## Exercise goal
Your task is to extract every entry that follows word for word while excluding the pictures.

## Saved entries
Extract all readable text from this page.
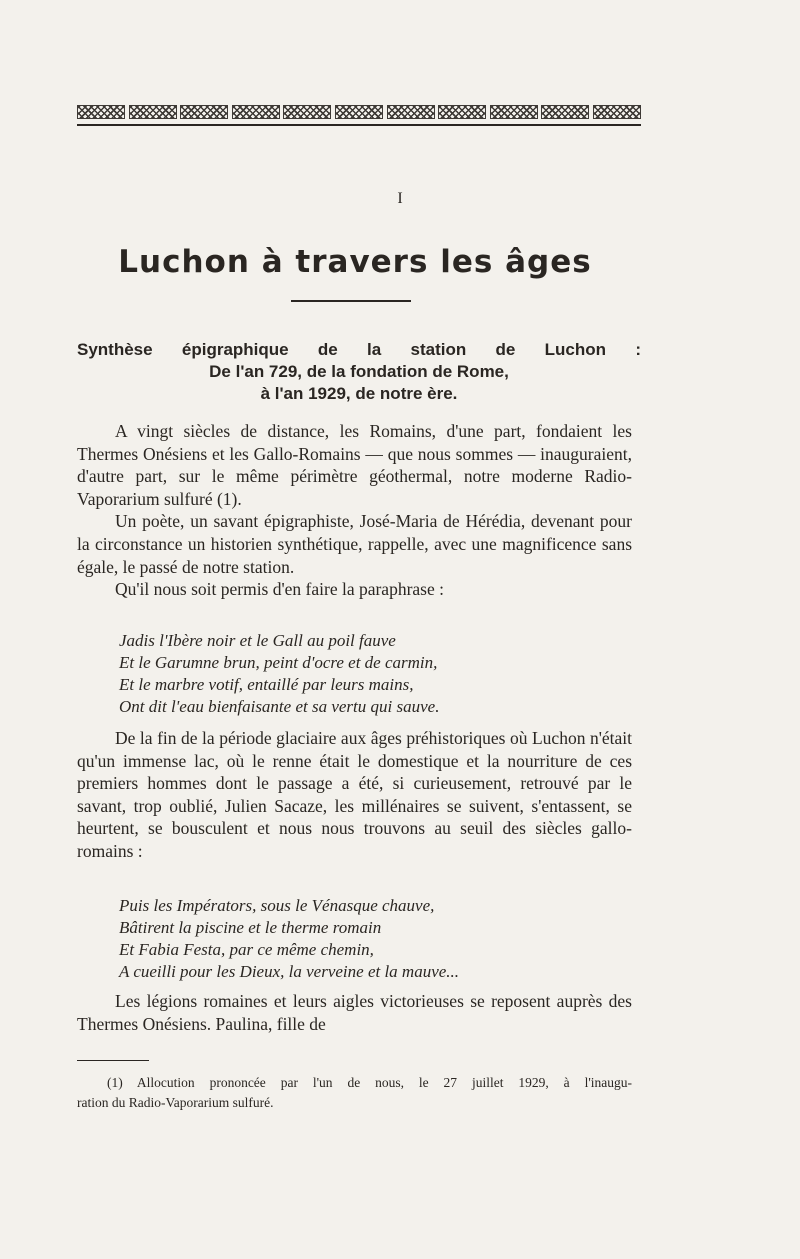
I
Luchon à travers les âges
Synthèse épigraphique de la station de Luchon :
De l'an 729, de la fondation de Rome,
à l'an 1929, de notre ère.

A vingt siècles de distance, les Romains, d'une part, fondaient les Thermes Onésiens et les Gallo-Romains — que nous sommes — inauguraient, d'autre part, sur le même périmètre géothermal, notre moderne Radio-Vaporarium sulfuré (1).

Un poète, un savant épigraphiste, José-Maria de Hérédia, devenant pour la circonstance un historien synthétique, rappelle, avec une magnificence sans égale, le passé de notre station.

Qu'il nous soit permis d'en faire la paraphrase :

Jadis l'Ibère noir et le Gall au poil fauve
Et le Garumne brun, peint d'ocre et de carmin,
Et le marbre votif, entaillé par leurs mains,
Ont dit l'eau bienfaisante et sa vertu qui sauve.

De la fin de la période glaciaire aux âges préhistoriques où Luchon n'était qu'un immense lac, où le renne était le domestique et la nourriture de ces premiers hommes dont le passage a été, si curieusement, retrouvé par le savant, trop oublié, Julien Sacaze, les millénaires se suivent, s'entassent, se heurtent, se bousculent et nous nous trouvons au seuil des siècles gallo-romains :

Puis les Impérators, sous le Vénasque chauve,
Bâtirent la piscine et le therme romain
Et Fabia Festa, par ce même chemin,
A cueilli pour les Dieux, la verveine et la mauve...

Les légions romaines et leurs aigles victorieuses se reposent auprès des Thermes Onésiens. Paulina, fille de

(1) Allocution prononcée par l'un de nous, le 27 juillet 1929, à l'inaugu-
ration du Radio-Vaporarium sulfuré.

## Exercise output
Extract all readable text from this page.
I
Luchon à travers les âges
Synthèse épigraphique de la station de Luchon :
De l'an 729, de la fondation de Rome,
à l'an 1929, de notre ère.

A vingt siècles de distance, les Romains, d'une part, fondaient les Thermes Onésiens et les Gallo-Romains — que nous sommes — inauguraient, d'autre part, sur le même périmètre géothermal, notre moderne Radio-Vaporarium sulfuré (1).

Un poète, un savant épigraphiste, José-Maria de Hérédia, devenant pour la circonstance un historien synthétique, rappelle, avec une magnificence sans égale, le passé de notre station.

Qu'il nous soit permis d'en faire la paraphrase :

Jadis l'Ibère noir et le Gall au poil fauve
Et le Garumne brun, peint d'ocre et de carmin,
Et le marbre votif, entaillé par leurs mains,
Ont dit l'eau bienfaisante et sa vertu qui sauve.

De la fin de la période glaciaire aux âges préhistoriques où Luchon n'était qu'un immense lac, où le renne était le domestique et la nourriture de ces premiers hommes dont le passage a été, si curieusement, retrouvé par le savant, trop oublié, Julien Sacaze, les millénaires se suivent, s'entassent, se heurtent, se bousculent et nous nous trouvons au seuil des siècles gallo-romains :

Puis les Impérators, sous le Vénasque chauve,
Bâtirent la piscine et le therme romain
Et Fabia Festa, par ce même chemin,
A cueilli pour les Dieux, la verveine et la mauve...

Les légions romaines et leurs aigles victorieuses se reposent auprès des Thermes Onésiens. Paulina, fille de

(1) Allocution prononcée par l'un de nous, le 27 juillet 1929, à l'inaugu-
ration du Radio-Vaporarium sulfuré.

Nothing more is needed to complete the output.